> _Work to complete_
Keep the pictures out of the copy and print all the entries below exactly.

[Stored entries]
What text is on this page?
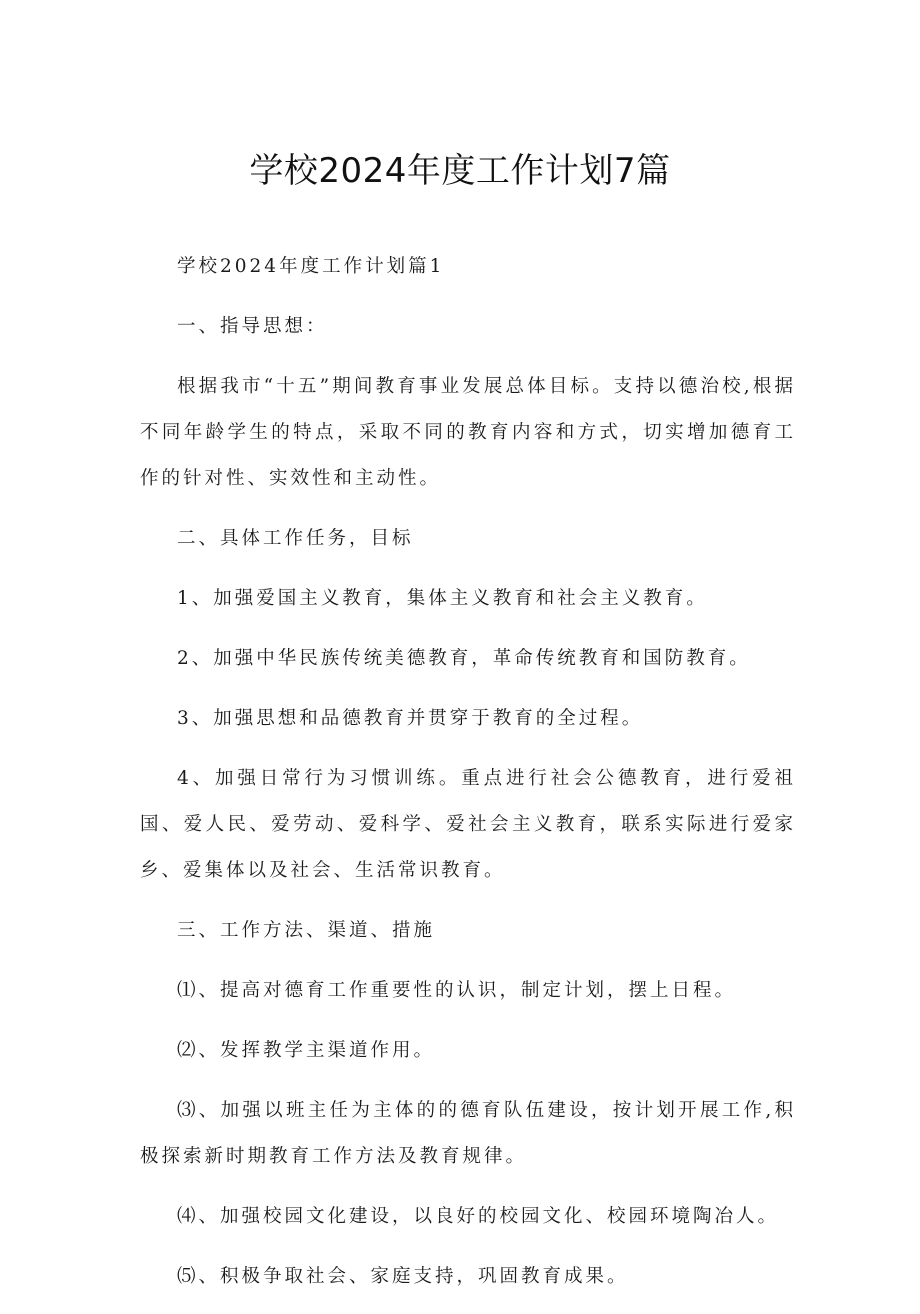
学校2024年度工作计划7篇

学校2024年度工作计划篇1

一、指导思想：

根据我市“十五”期间教育事业发展总体目标。支持以德治校,根据不同年龄学生的特点，采取不同的教育内容和方式，切实增加德育工作的针对性、实效性和主动性。

二、具体工作任务，目标

1、加强爱国主义教育，集体主义教育和社会主义教育。

2、加强中华民族传统美德教育，革命传统教育和国防教育。

3、加强思想和品德教育并贯穿于教育的全过程。

4、加强日常行为习惯训练。重点进行社会公德教育，进行爱祖国、爱人民、爱劳动、爱科学、爱社会主义教育，联系实际进行爱家乡、爱集体以及社会、生活常识教育。

三、工作方法、渠道、措施

⑴、提高对德育工作重要性的认识，制定计划，摆上日程。

⑵、发挥教学主渠道作用。

⑶、加强以班主任为主体的的德育队伍建设，按计划开展工作,积极探索新时期教育工作方法及教育规律。

⑷、加强校园文化建设，以良好的校园文化、校园环境陶冶人。

⑸、积极争取社会、家庭支持，巩固教育成果。
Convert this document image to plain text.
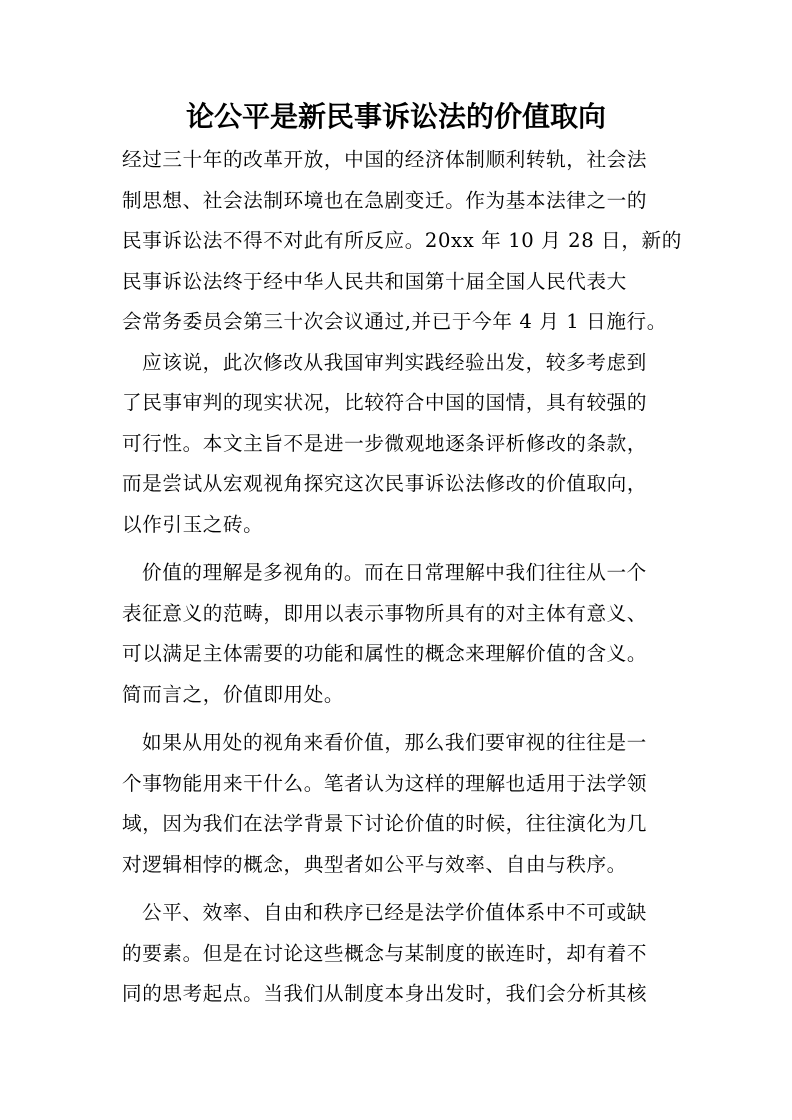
论公平是新民事诉讼法的价值取向
经过三十年的改革开放，中国的经济体制顺利转轨，社会法
制思想、社会法制环境也在急剧变迁。作为基本法律之一的
民事诉讼法不得不对此有所反应。20xx 年 10 月 28 日，新的
民事诉讼法终于经中华人民共和国第十届全国人民代表大
会常务委员会第三十次会议通过,并已于今年 4 月 1 日施行。
应该说，此次修改从我国审判实践经验出发，较多考虑到
了民事审判的现实状况，比较符合中国的国情，具有较强的
可行性。本文主旨不是进一步微观地逐条评析修改的条款，
而是尝试从宏观视角探究这次民事诉讼法修改的价值取向，
以作引玉之砖。
价值的理解是多视角的。而在日常理解中我们往往从一个
表征意义的范畴，即用以表示事物所具有的对主体有意义、
可以满足主体需要的功能和属性的概念来理解价值的含义。
简而言之，价值即用处。
如果从用处的视角来看价值，那么我们要审视的往往是一
个事物能用来干什么。笔者认为这样的理解也适用于法学领
域，因为我们在法学背景下讨论价值的时候，往往演化为几
对逻辑相悖的概念，典型者如公平与效率、自由与秩序。
公平、效率、自由和秩序已经是法学价值体系中不可或缺
的要素。但是在讨论这些概念与某制度的嵌连时，却有着不
同的思考起点。当我们从制度本身出发时，我们会分析其核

> _Complete output_
What text is on this page?
学校2024年度工作计划7篇

学校2024年度工作计划篇1

一、指导思想：

根据我市“十五”期间教育事业发展总体目标。支持以德治校,根据不同年龄学生的特点，采取不同的教育内容和方式，切实增加德育工作的针对性、实效性和主动性。

二、具体工作任务，目标

1、加强爱国主义教育，集体主义教育和社会主义教育。

2、加强中华民族传统美德教育，革命传统教育和国防教育。

3、加强思想和品德教育并贯穿于教育的全过程。

4、加强日常行为习惯训练。重点进行社会公德教育，进行爱祖国、爱人民、爱劳动、爱科学、爱社会主义教育，联系实际进行爱家乡、爱集体以及社会、生活常识教育。

三、工作方法、渠道、措施

⑴、提高对德育工作重要性的认识，制定计划，摆上日程。

⑵、发挥教学主渠道作用。

⑶、加强以班主任为主体的的德育队伍建设，按计划开展工作,积极探索新时期教育工作方法及教育规律。

⑷、加强校园文化建设，以良好的校园文化、校园环境陶冶人。

⑸、积极争取社会、家庭支持，巩固教育成果。
Convert this document image to plain text.
论公平是新民事诉讼法的价值取向
经过三十年的改革开放，中国的经济体制顺利转轨，社会法
制思想、社会法制环境也在急剧变迁。作为基本法律之一的
民事诉讼法不得不对此有所反应。20xx 年 10 月 28 日，新的
民事诉讼法终于经中华人民共和国第十届全国人民代表大
会常务委员会第三十次会议通过,并已于今年 4 月 1 日施行。
应该说，此次修改从我国审判实践经验出发，较多考虑到
了民事审判的现实状况，比较符合中国的国情，具有较强的
可行性。本文主旨不是进一步微观地逐条评析修改的条款，
而是尝试从宏观视角探究这次民事诉讼法修改的价值取向，
以作引玉之砖。
价值的理解是多视角的。而在日常理解中我们往往从一个
表征意义的范畴，即用以表示事物所具有的对主体有意义、
可以满足主体需要的功能和属性的概念来理解价值的含义。
简而言之，价值即用处。
如果从用处的视角来看价值，那么我们要审视的往往是一
个事物能用来干什么。笔者认为这样的理解也适用于法学领
域，因为我们在法学背景下讨论价值的时候，往往演化为几
对逻辑相悖的概念，典型者如公平与效率、自由与秩序。
公平、效率、自由和秩序已经是法学价值体系中不可或缺
的要素。但是在讨论这些概念与某制度的嵌连时，却有着不
同的思考起点。当我们从制度本身出发时，我们会分析其核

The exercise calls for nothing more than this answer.